- _Aim of the exercise_:
Return the records, each one exactly as written.

++++++++

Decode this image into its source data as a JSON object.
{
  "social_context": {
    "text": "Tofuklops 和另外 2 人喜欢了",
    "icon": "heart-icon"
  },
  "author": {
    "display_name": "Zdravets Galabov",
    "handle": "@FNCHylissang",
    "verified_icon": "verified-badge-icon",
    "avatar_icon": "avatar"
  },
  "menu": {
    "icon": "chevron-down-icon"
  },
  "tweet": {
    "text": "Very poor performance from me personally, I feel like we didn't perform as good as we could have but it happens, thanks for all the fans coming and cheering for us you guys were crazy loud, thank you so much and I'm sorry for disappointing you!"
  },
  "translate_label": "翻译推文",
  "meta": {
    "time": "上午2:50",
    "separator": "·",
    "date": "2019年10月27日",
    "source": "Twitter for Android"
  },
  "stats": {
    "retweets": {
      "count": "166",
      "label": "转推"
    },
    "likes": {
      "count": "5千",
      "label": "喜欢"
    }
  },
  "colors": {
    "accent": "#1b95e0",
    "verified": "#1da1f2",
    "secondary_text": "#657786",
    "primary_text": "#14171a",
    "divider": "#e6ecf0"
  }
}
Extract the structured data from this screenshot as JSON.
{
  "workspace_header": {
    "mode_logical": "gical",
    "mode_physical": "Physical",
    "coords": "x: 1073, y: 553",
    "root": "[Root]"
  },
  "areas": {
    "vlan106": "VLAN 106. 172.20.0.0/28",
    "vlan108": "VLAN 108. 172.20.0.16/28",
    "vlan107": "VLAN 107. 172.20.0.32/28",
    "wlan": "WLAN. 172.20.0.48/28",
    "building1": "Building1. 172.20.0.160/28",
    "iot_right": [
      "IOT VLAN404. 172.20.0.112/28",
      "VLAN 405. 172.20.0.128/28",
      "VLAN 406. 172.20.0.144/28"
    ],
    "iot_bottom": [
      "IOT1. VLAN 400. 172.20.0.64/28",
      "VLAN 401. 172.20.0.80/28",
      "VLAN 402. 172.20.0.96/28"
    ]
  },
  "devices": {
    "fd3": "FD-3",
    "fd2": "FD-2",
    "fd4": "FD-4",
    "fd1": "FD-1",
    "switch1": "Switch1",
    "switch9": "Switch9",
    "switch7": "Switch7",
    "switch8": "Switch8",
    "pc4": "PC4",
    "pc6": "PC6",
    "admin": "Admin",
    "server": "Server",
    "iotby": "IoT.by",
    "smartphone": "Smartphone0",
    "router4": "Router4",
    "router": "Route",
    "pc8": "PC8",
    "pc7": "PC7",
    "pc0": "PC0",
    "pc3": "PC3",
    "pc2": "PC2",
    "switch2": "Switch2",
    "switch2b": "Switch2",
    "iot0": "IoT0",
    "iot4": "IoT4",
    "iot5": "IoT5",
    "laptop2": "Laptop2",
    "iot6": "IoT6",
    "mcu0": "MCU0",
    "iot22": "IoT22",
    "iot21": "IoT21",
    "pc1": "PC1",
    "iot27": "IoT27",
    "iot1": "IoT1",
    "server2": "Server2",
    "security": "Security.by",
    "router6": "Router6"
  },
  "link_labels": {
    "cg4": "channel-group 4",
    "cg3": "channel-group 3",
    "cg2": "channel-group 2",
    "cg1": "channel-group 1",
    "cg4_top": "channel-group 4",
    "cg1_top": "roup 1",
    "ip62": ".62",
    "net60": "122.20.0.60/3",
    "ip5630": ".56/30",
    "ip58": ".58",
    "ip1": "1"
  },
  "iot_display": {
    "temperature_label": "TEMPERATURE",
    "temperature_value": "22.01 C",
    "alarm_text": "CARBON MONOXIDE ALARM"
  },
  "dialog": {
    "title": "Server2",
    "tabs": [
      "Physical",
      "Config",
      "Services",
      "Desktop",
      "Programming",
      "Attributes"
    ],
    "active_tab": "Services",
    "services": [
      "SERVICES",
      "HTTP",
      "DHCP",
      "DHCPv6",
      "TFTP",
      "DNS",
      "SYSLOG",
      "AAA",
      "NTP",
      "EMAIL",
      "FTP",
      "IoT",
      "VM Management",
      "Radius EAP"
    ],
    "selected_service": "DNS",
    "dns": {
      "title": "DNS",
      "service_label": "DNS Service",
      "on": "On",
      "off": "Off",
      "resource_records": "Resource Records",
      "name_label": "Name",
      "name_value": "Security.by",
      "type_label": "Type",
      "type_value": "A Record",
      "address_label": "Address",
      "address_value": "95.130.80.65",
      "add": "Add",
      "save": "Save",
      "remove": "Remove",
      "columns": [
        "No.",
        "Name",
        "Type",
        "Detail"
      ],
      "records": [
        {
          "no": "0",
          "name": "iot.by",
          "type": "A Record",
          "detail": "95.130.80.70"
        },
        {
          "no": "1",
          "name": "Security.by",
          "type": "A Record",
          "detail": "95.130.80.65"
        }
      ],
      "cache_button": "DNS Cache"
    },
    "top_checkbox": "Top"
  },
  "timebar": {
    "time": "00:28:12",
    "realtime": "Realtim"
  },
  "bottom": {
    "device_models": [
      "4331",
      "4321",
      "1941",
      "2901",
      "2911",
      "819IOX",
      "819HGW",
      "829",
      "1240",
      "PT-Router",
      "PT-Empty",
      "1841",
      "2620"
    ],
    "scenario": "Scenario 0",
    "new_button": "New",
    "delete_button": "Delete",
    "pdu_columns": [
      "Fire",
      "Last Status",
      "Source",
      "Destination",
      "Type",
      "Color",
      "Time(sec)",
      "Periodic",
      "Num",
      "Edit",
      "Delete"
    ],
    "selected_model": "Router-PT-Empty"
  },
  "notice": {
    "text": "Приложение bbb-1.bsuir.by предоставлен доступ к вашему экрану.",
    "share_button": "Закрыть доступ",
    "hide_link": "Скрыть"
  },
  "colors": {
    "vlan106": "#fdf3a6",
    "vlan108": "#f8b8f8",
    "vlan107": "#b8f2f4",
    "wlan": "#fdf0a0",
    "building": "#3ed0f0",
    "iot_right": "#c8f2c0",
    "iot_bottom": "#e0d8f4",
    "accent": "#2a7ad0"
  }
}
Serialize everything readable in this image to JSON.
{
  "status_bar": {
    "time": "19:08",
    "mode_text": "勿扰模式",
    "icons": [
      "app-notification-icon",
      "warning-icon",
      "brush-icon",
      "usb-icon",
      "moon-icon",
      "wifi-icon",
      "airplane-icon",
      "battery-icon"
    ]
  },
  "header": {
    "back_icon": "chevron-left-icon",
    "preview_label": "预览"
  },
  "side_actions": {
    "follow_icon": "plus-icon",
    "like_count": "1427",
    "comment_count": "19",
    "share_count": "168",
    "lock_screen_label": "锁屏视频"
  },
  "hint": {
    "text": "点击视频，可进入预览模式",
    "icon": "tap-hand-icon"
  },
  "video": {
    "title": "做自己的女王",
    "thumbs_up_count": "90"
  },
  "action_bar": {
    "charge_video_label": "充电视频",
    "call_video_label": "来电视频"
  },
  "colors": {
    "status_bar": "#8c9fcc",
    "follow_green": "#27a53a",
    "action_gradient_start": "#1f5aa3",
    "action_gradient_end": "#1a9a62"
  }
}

++++++++

- _Solution to the exercise_:
Decode this image into its source data as a JSON object.
{
  "social_context": {
    "text": "Tofuklops 和另外 2 人喜欢了",
    "icon": "heart-icon"
  },
  "author": {
    "display_name": "Zdravets Galabov",
    "handle": "@FNCHylissang",
    "verified_icon": "verified-badge-icon",
    "avatar_icon": "avatar"
  },
  "menu": {
    "icon": "chevron-down-icon"
  },
  "tweet": {
    "text": "Very poor performance from me personally, I feel like we didn't perform as good as we could have but it happens, thanks for all the fans coming and cheering for us you guys were crazy loud, thank you so much and I'm sorry for disappointing you!"
  },
  "translate_label": "翻译推文",
  "meta": {
    "time": "上午2:50",
    "separator": "·",
    "date": "2019年10月27日",
    "source": "Twitter for Android"
  },
  "stats": {
    "retweets": {
      "count": "166",
      "label": "转推"
    },
    "likes": {
      "count": "5千",
      "label": "喜欢"
    }
  },
  "colors": {
    "accent": "#1b95e0",
    "verified": "#1da1f2",
    "secondary_text": "#657786",
    "primary_text": "#14171a",
    "divider": "#e6ecf0"
  }
}
Extract the structured data from this screenshot as JSON.
{
  "workspace_header": {
    "mode_logical": "gical",
    "mode_physical": "Physical",
    "coords": "x: 1073, y: 553",
    "root": "[Root]"
  },
  "areas": {
    "vlan106": "VLAN 106. 172.20.0.0/28",
    "vlan108": "VLAN 108. 172.20.0.16/28",
    "vlan107": "VLAN 107. 172.20.0.32/28",
    "wlan": "WLAN. 172.20.0.48/28",
    "building1": "Building1. 172.20.0.160/28",
    "iot_right": [
      "IOT VLAN404. 172.20.0.112/28",
      "VLAN 405. 172.20.0.128/28",
      "VLAN 406. 172.20.0.144/28"
    ],
    "iot_bottom": [
      "IOT1. VLAN 400. 172.20.0.64/28",
      "VLAN 401. 172.20.0.80/28",
      "VLAN 402. 172.20.0.96/28"
    ]
  },
  "devices": {
    "fd3": "FD-3",
    "fd2": "FD-2",
    "fd4": "FD-4",
    "fd1": "FD-1",
    "switch1": "Switch1",
    "switch9": "Switch9",
    "switch7": "Switch7",
    "switch8": "Switch8",
    "pc4": "PC4",
    "pc6": "PC6",
    "admin": "Admin",
    "server": "Server",
    "iotby": "IoT.by",
    "smartphone": "Smartphone0",
    "router4": "Router4",
    "router": "Route",
    "pc8": "PC8",
    "pc7": "PC7",
    "pc0": "PC0",
    "pc3": "PC3",
    "pc2": "PC2",
    "switch2": "Switch2",
    "switch2b": "Switch2",
    "iot0": "IoT0",
    "iot4": "IoT4",
    "iot5": "IoT5",
    "laptop2": "Laptop2",
    "iot6": "IoT6",
    "mcu0": "MCU0",
    "iot22": "IoT22",
    "iot21": "IoT21",
    "pc1": "PC1",
    "iot27": "IoT27",
    "iot1": "IoT1",
    "server2": "Server2",
    "security": "Security.by",
    "router6": "Router6"
  },
  "link_labels": {
    "cg4": "channel-group 4",
    "cg3": "channel-group 3",
    "cg2": "channel-group 2",
    "cg1": "channel-group 1",
    "cg4_top": "channel-group 4",
    "cg1_top": "roup 1",
    "ip62": ".62",
    "net60": "122.20.0.60/3",
    "ip5630": ".56/30",
    "ip58": ".58",
    "ip1": "1"
  },
  "iot_display": {
    "temperature_label": "TEMPERATURE",
    "temperature_value": "22.01 C",
    "alarm_text": "CARBON MONOXIDE ALARM"
  },
  "dialog": {
    "title": "Server2",
    "tabs": [
      "Physical",
      "Config",
      "Services",
      "Desktop",
      "Programming",
      "Attributes"
    ],
    "active_tab": "Services",
    "services": [
      "SERVICES",
      "HTTP",
      "DHCP",
      "DHCPv6",
      "TFTP",
      "DNS",
      "SYSLOG",
      "AAA",
      "NTP",
      "EMAIL",
      "FTP",
      "IoT",
      "VM Management",
      "Radius EAP"
    ],
    "selected_service": "DNS",
    "dns": {
      "title": "DNS",
      "service_label": "DNS Service",
      "on": "On",
      "off": "Off",
      "resource_records": "Resource Records",
      "name_label": "Name",
      "name_value": "Security.by",
      "type_label": "Type",
      "type_value": "A Record",
      "address_label": "Address",
      "address_value": "95.130.80.65",
      "add": "Add",
      "save": "Save",
      "remove": "Remove",
      "columns": [
        "No.",
        "Name",
        "Type",
        "Detail"
      ],
      "records": [
        {
          "no": "0",
          "name": "iot.by",
          "type": "A Record",
          "detail": "95.130.80.70"
        },
        {
          "no": "1",
          "name": "Security.by",
          "type": "A Record",
          "detail": "95.130.80.65"
        }
      ],
      "cache_button": "DNS Cache"
    },
    "top_checkbox": "Top"
  },
  "timebar": {
    "time": "00:28:12",
    "realtime": "Realtim"
  },
  "bottom": {
    "device_models": [
      "4331",
      "4321",
      "1941",
      "2901",
      "2911",
      "819IOX",
      "819HGW",
      "829",
      "1240",
      "PT-Router",
      "PT-Empty",
      "1841",
      "2620"
    ],
    "scenario": "Scenario 0",
    "new_button": "New",
    "delete_button": "Delete",
    "pdu_columns": [
      "Fire",
      "Last Status",
      "Source",
      "Destination",
      "Type",
      "Color",
      "Time(sec)",
      "Periodic",
      "Num",
      "Edit",
      "Delete"
    ],
    "selected_model": "Router-PT-Empty"
  },
  "notice": {
    "text": "Приложение bbb-1.bsuir.by предоставлен доступ к вашему экрану.",
    "share_button": "Закрыть доступ",
    "hide_link": "Скрыть"
  },
  "colors": {
    "vlan106": "#fdf3a6",
    "vlan108": "#f8b8f8",
    "vlan107": "#b8f2f4",
    "wlan": "#fdf0a0",
    "building": "#3ed0f0",
    "iot_right": "#c8f2c0",
    "iot_bottom": "#e0d8f4",
    "accent": "#2a7ad0"
  }
}
Serialize everything readable in this image to JSON.
{
  "status_bar": {
    "time": "19:08",
    "mode_text": "勿扰模式",
    "icons": [
      "app-notification-icon",
      "warning-icon",
      "brush-icon",
      "usb-icon",
      "moon-icon",
      "wifi-icon",
      "airplane-icon",
      "battery-icon"
    ]
  },
  "header": {
    "back_icon": "chevron-left-icon",
    "preview_label": "预览"
  },
  "side_actions": {
    "follow_icon": "plus-icon",
    "like_count": "1427",
    "comment_count": "19",
    "share_count": "168",
    "lock_screen_label": "锁屏视频"
  },
  "hint": {
    "text": "点击视频，可进入预览模式",
    "icon": "tap-hand-icon"
  },
  "video": {
    "title": "做自己的女王",
    "thumbs_up_count": "90"
  },
  "action_bar": {
    "charge_video_label": "充电视频",
    "call_video_label": "来电视频"
  },
  "colors": {
    "status_bar": "#8c9fcc",
    "follow_green": "#27a53a",
    "action_gradient_start": "#1f5aa3",
    "action_gradient_end": "#1a9a62"
  }
}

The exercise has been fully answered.